• BRIEF:
Count the lines in the data below where the string "еврейской" occurs, please, and give the number alone.

• TASK MATERIAL:
================
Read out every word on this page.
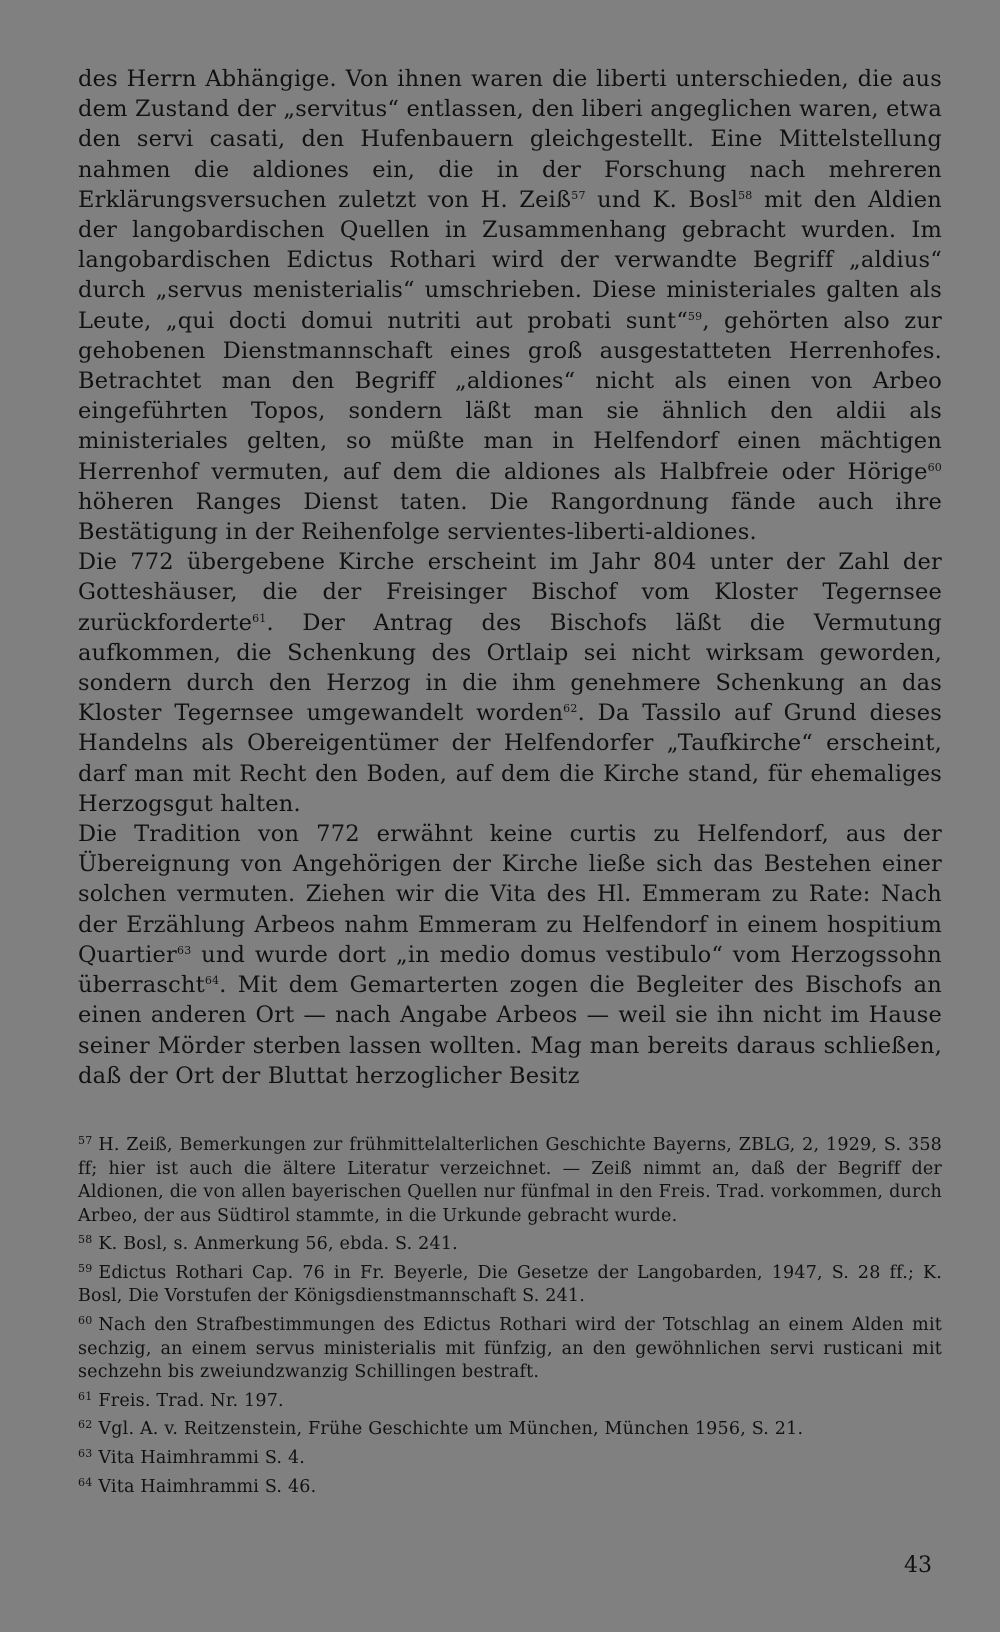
des Herrn Abhängige. Von ihnen waren die liberti unterschieden, die aus dem Zustand der „servitus“ entlassen, den liberi angeglichen waren, etwa den servi casati, den Hufenbauern gleichgestellt. Eine Mittelstellung nahmen die aldiones ein, die in der Forschung nach mehreren Erklärungsversuchen zuletzt von H. Zeiß$^{57}$ und K. Bosl$^{58}$ mit den Aldien der langobardischen Quellen in Zusammenhang gebracht wurden. Im langobardischen Edictus Rothari wird der verwandte Begriff „aldius“ durch „servus menisterialis“ umschrieben. Diese ministeriales galten als Leute, „qui docti domui nutriti aut probati sunt“$^{59}$, gehörten also zur gehobenen Dienstmannschaft eines groß ausgestatteten Herrenhofes. Betrachtet man den Begriff „aldiones“ nicht als einen von Arbeo eingeführten Topos, sondern läßt man sie ähnlich den aldii als ministeriales gelten, so müßte man in Helfendorf einen mächtigen Herrenhof vermuten, auf dem die aldiones als Halbfreie oder Hörige$^{60}$ höheren Ranges Dienst taten. Die Rangordnung fände auch ihre Bestätigung in der Reihenfolge servientes-liberti-aldiones.

Die 772 übergebene Kirche erscheint im Jahr 804 unter der Zahl der Gotteshäuser, die der Freisinger Bischof vom Kloster Tegernsee zurückforderte$^{61}$. Der Antrag des Bischofs läßt die Vermutung aufkommen, die Schenkung des Ortlaip sei nicht wirksam geworden, sondern durch den Herzog in die ihm genehmere Schenkung an das Kloster Tegernsee umgewandelt worden$^{62}$. Da Tassilo auf Grund dieses Handelns als Obereigentümer der Helfendorfer „Taufkirche“ erscheint, darf man mit Recht den Boden, auf dem die Kirche stand, für ehemaliges Herzogsgut halten.

Die Tradition von 772 erwähnt keine curtis zu Helfendorf, aus der Übereignung von Angehörigen der Kirche ließe sich das Bestehen einer solchen vermuten. Ziehen wir die Vita des Hl. Emmeram zu Rate: Nach der Erzählung Arbeos nahm Emmeram zu Helfendorf in einem hospitium Quartier$^{63}$ und wurde dort „in medio domus vestibulo“ vom Herzogssohn überrascht$^{64}$. Mit dem Gemarterten zogen die Begleiter des Bischofs an einen anderen Ort — nach Angabe Arbeos — weil sie ihn nicht im Hause seiner Mörder sterben lassen wollten. Mag man bereits daraus schließen, daß der Ort der Bluttat herzoglicher Besitz

$^{57}$ H. Zeiß, Bemerkungen zur frühmittelalterlichen Geschichte Bayerns, ZBLG, 2, 1929, S. 358 ff; hier ist auch die ältere Literatur verzeichnet. — Zeiß nimmt an, daß der Begriff der Aldionen, die von allen bayerischen Quellen nur fünfmal in den Freis. Trad. vorkommen, durch Arbeo, der aus Südtirol stammte, in die Urkunde gebracht wurde.

$^{58}$ K. Bosl, s. Anmerkung 56, ebda. S. 241.

$^{59}$ Edictus Rothari Cap. 76 in Fr. Beyerle, Die Gesetze der Langobarden, 1947, S. 28 ff.; K. Bosl, Die Vorstufen der Königsdienstmannschaft S. 241.

$^{60}$ Nach den Strafbestimmungen des Edictus Rothari wird der Totschlag an einem Alden mit sechzig, an einem servus ministerialis mit fünfzig, an den gewöhnlichen servi rusticani mit sechzehn bis zweiundzwanzig Schillingen bestraft.

$^{61}$ Freis. Trad. Nr. 197.

$^{62}$ Vgl. A. v. Reitzenstein, Frühe Geschichte um München, München 1956, S. 21.

$^{63}$ Vita Haimhrammi S. 4.

$^{64}$ Vita Haimhrammi S. 46.

43
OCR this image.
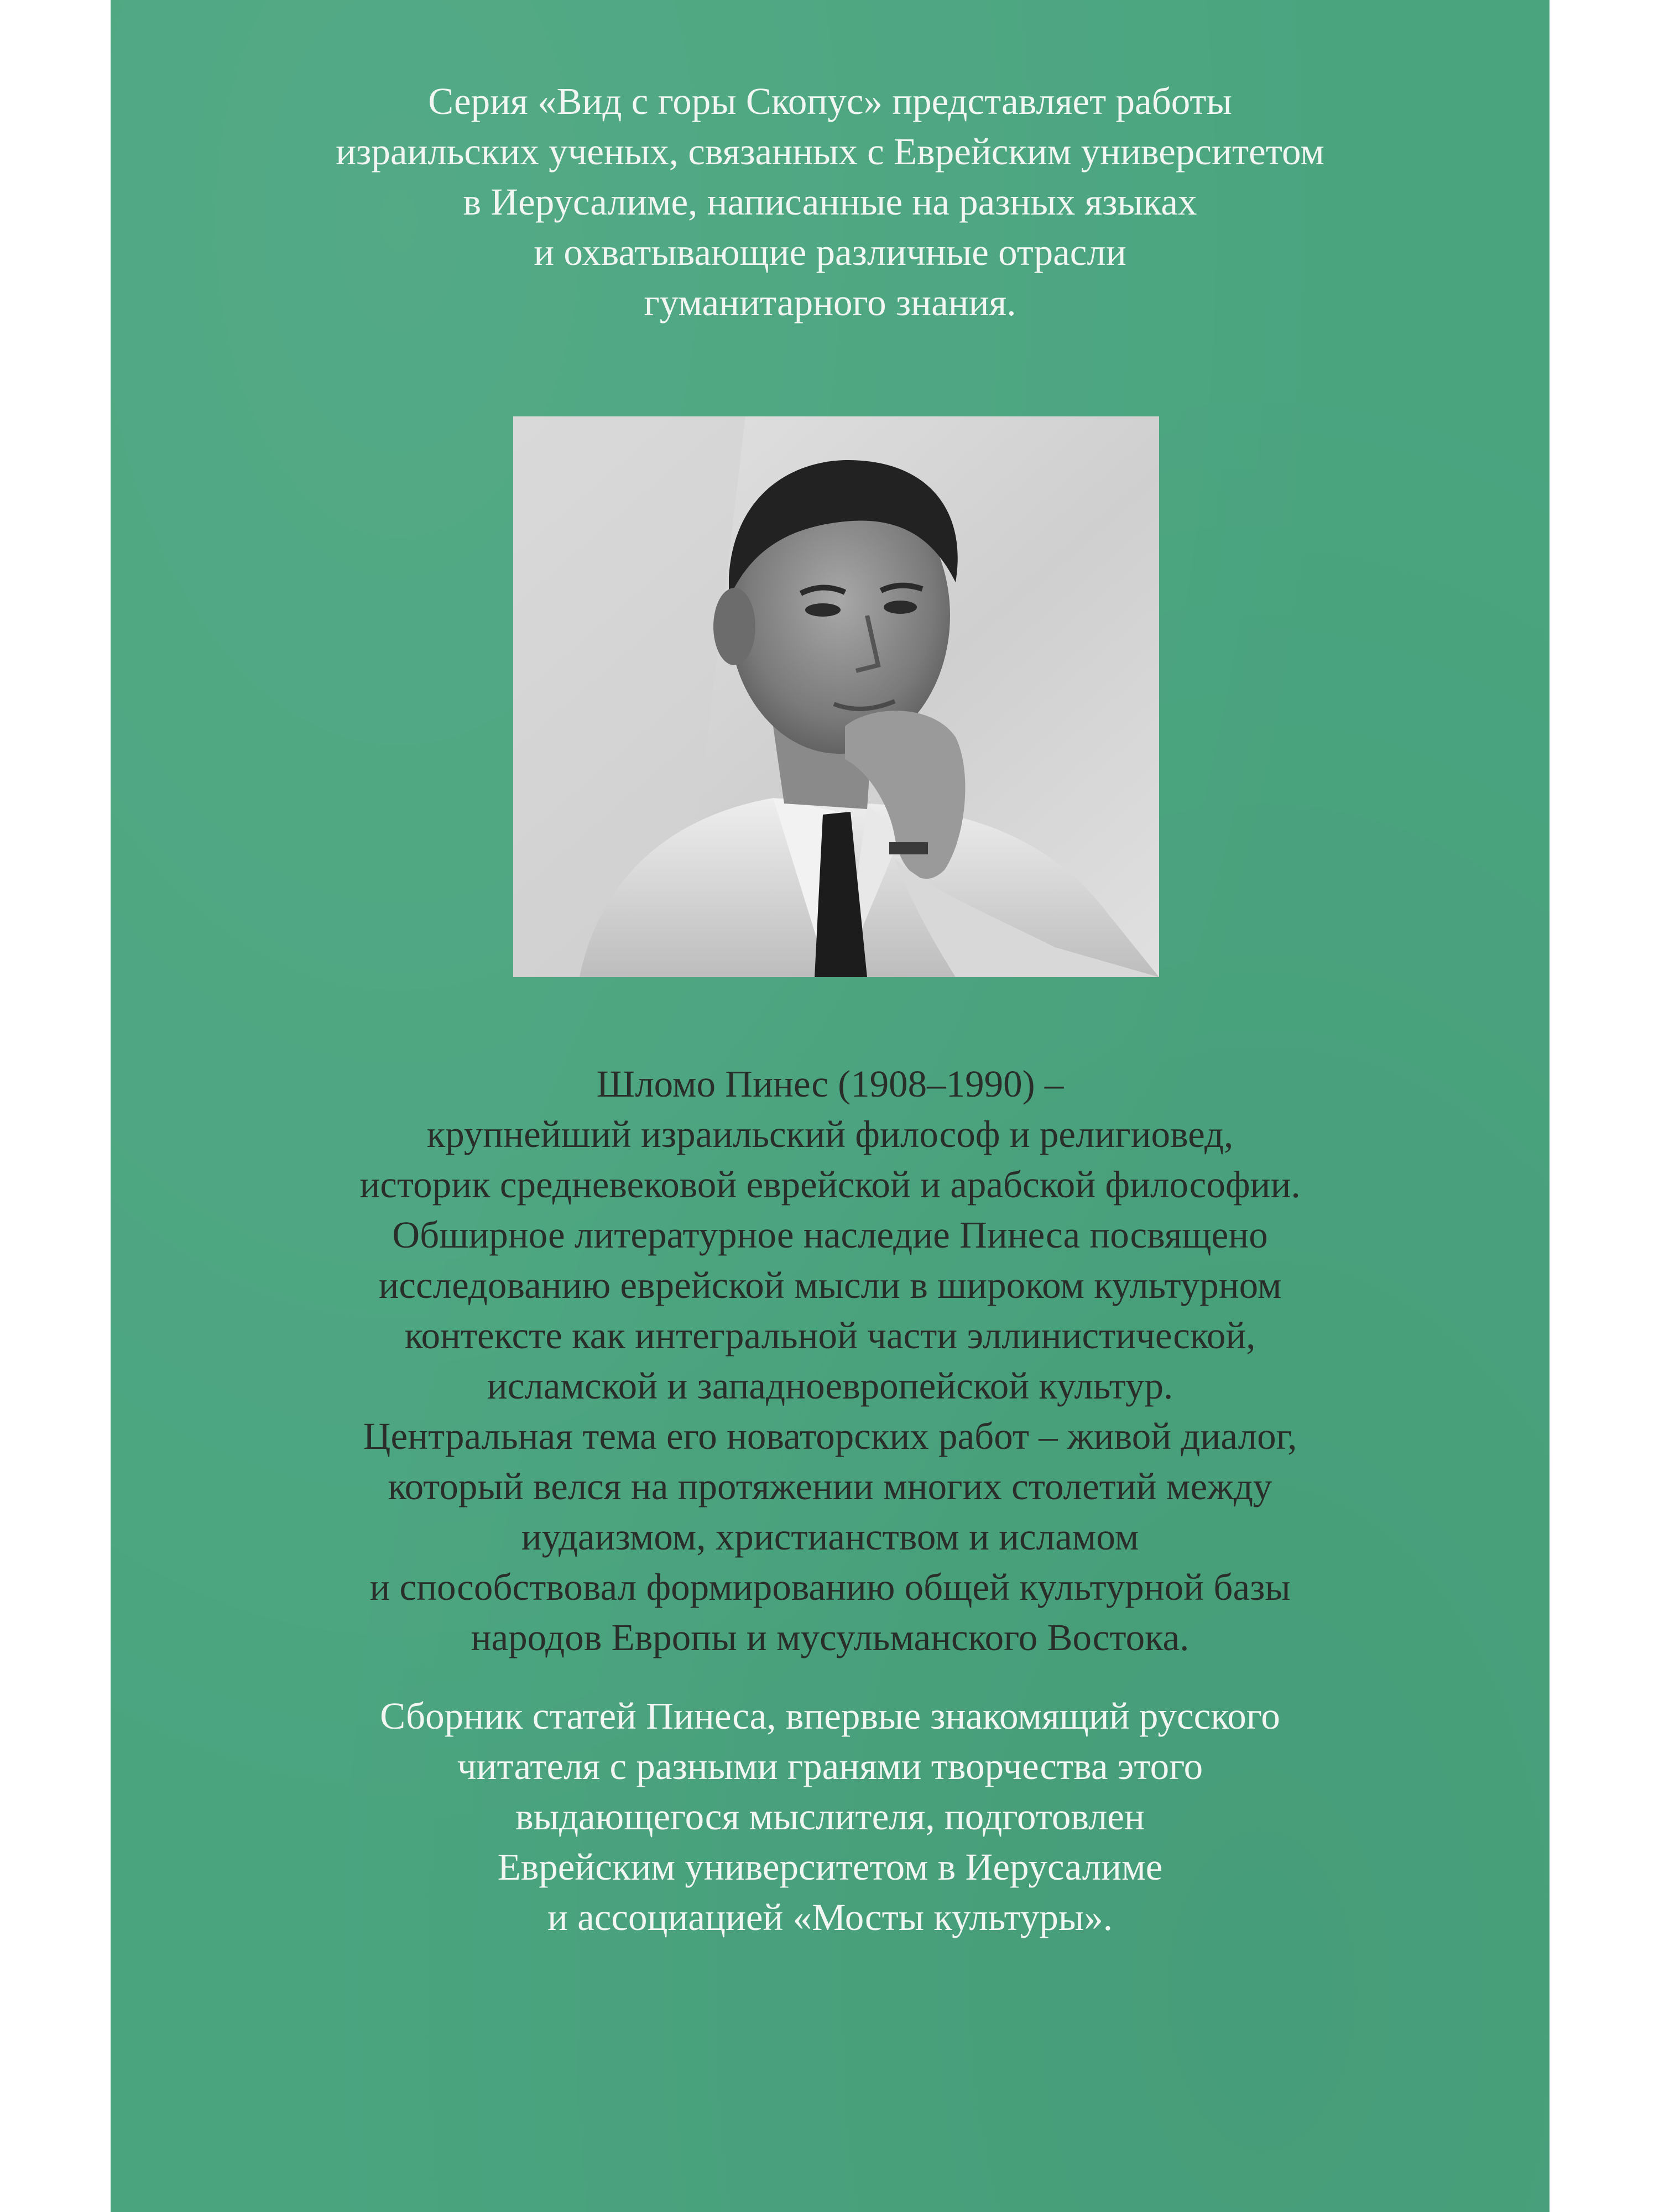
Серия «Вид с горы Скопус» представляет работы
израильских ученых, связанных с Еврейским университетом
в Иерусалиме, написанные на разных языках
и охватывающие различные отрасли
гуманитарного знания.
Шломо Пинес (1908–1990) –
крупнейший израильский философ и религиовед,
историк средневековой еврейской и арабской философии.
Обширное литературное наследие Пинеса посвящено
исследованию еврейской мысли в широком культурном
контексте как интегральной части эллинистической,
исламской и западноевропейской культур.
Центральная тема его новаторских работ – живой диалог,
который велся на протяжении многих столетий между
иудаизмом, христианством и исламом
и способствовал формированию общей культурной базы
народов Европы и мусульманского Востока.
Сборник статей Пинеса, впервые знакомящий русского
читателя с разными гранями творчества этого
выдающегося мыслителя, подготовлен
Еврейским университетом в Иерусалиме
и ассоциацией «Мосты культуры».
================
• SOLUTION TO THIS PROBLEM:
2